_Source data_:

══════

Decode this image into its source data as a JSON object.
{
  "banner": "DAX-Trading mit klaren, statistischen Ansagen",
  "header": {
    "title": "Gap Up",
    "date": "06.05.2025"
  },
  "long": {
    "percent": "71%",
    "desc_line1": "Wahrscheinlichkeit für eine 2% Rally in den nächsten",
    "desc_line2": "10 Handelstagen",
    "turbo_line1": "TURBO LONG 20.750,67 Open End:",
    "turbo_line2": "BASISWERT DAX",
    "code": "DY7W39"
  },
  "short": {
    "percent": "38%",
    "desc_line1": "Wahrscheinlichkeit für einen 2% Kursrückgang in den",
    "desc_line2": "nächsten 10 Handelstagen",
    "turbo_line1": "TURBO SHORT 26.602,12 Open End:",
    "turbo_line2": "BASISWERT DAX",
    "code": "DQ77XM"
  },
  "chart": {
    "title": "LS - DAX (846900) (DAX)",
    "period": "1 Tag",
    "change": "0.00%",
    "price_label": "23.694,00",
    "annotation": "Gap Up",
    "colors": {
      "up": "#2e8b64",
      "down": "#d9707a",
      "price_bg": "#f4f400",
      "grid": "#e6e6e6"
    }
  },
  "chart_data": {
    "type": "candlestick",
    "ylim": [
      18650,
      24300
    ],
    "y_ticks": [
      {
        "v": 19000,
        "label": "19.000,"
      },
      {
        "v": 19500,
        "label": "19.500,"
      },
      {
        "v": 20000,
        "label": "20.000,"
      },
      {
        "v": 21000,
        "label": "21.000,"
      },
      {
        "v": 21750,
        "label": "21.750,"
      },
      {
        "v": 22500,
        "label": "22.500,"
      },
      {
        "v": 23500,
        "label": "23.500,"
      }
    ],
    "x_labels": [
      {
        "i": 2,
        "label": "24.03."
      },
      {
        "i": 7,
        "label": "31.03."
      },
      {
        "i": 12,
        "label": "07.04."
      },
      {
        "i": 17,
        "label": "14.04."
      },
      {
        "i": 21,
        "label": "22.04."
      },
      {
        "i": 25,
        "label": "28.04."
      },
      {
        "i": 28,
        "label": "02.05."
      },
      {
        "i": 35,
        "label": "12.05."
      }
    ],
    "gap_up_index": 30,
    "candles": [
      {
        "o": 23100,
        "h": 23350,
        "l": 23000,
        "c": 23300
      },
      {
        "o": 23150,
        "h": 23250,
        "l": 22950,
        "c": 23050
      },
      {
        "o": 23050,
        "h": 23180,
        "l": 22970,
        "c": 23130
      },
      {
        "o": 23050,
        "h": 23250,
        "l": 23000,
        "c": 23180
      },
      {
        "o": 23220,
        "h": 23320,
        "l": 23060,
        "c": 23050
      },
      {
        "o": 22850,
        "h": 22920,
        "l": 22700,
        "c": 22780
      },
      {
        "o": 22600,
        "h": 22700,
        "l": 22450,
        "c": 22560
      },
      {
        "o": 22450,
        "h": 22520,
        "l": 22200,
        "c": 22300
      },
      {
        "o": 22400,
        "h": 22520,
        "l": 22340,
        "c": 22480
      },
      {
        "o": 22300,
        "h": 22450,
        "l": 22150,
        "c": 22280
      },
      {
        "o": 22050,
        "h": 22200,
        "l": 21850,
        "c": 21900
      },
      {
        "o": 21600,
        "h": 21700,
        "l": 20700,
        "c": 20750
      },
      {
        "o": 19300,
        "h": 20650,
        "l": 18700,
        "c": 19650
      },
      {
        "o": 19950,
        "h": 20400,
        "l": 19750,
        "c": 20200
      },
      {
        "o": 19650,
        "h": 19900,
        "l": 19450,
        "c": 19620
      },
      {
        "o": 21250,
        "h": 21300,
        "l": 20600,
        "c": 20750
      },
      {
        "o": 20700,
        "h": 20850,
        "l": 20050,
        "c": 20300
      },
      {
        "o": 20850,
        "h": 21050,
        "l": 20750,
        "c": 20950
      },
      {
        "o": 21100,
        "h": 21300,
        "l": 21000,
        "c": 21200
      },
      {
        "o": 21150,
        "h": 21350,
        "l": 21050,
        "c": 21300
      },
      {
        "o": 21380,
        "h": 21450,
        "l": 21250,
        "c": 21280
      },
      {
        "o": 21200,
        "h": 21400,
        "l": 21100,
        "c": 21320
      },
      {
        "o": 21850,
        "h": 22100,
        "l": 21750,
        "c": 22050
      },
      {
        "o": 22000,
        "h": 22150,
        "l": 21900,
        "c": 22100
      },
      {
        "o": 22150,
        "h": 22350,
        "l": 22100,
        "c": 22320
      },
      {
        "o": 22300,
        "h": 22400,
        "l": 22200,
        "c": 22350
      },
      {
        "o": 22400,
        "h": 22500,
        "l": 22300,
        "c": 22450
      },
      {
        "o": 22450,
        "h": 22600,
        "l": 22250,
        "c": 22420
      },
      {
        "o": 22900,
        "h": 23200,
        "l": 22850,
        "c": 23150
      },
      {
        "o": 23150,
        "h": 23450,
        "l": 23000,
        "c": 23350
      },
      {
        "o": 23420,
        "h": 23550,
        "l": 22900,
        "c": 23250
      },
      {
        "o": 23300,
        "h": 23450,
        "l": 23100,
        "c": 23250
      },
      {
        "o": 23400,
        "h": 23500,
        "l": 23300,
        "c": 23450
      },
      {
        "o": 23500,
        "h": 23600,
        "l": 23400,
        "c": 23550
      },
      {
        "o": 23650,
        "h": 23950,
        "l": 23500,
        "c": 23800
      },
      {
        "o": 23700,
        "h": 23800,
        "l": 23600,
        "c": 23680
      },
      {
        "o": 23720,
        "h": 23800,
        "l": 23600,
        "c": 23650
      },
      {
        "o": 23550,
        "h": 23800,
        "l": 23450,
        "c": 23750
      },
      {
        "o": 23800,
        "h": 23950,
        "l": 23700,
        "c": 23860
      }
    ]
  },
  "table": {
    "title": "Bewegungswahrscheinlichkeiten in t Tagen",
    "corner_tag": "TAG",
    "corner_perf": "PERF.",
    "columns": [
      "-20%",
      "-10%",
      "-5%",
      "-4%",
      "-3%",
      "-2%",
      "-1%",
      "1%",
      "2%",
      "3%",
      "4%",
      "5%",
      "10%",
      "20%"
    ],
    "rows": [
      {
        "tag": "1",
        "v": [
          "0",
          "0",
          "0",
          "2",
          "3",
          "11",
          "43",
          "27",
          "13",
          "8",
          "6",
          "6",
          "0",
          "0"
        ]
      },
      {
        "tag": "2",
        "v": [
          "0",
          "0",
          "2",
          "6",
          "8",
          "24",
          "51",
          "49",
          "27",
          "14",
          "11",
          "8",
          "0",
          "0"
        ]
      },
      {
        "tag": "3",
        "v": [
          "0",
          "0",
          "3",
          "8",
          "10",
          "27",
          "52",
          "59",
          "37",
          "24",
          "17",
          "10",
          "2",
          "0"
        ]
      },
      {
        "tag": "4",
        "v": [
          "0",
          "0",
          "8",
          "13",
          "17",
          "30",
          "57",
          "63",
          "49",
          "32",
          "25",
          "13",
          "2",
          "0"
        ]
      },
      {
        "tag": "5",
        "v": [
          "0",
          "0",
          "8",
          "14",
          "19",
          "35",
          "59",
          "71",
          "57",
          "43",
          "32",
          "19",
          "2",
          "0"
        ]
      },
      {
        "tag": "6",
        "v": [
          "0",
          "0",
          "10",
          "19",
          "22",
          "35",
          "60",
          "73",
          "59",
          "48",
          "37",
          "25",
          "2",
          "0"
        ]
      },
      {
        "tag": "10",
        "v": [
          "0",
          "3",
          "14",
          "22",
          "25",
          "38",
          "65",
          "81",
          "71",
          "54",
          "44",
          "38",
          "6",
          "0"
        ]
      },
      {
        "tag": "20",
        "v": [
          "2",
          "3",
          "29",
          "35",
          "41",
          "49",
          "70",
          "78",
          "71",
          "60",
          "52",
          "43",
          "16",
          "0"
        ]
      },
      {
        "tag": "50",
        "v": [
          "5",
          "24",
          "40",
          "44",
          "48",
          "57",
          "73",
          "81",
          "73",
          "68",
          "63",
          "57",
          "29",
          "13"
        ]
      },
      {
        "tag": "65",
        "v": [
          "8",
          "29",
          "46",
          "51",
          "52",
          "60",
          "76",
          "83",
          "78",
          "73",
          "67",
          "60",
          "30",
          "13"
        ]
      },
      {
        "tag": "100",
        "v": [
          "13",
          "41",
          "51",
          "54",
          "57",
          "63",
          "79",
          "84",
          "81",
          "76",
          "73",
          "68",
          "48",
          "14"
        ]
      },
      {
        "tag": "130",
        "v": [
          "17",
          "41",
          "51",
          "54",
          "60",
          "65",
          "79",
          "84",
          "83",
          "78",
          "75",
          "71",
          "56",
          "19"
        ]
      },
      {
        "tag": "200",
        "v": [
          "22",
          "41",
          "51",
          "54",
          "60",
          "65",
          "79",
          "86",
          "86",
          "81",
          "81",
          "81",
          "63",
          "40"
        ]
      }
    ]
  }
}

══════

_Given instruction_:
Take every line from the data that contains the word "Handelstagen".

_Answer to the task_:
    "desc_line2": "10 Handelstagen",
    "desc_line2": "nächsten 10 Handelstagen",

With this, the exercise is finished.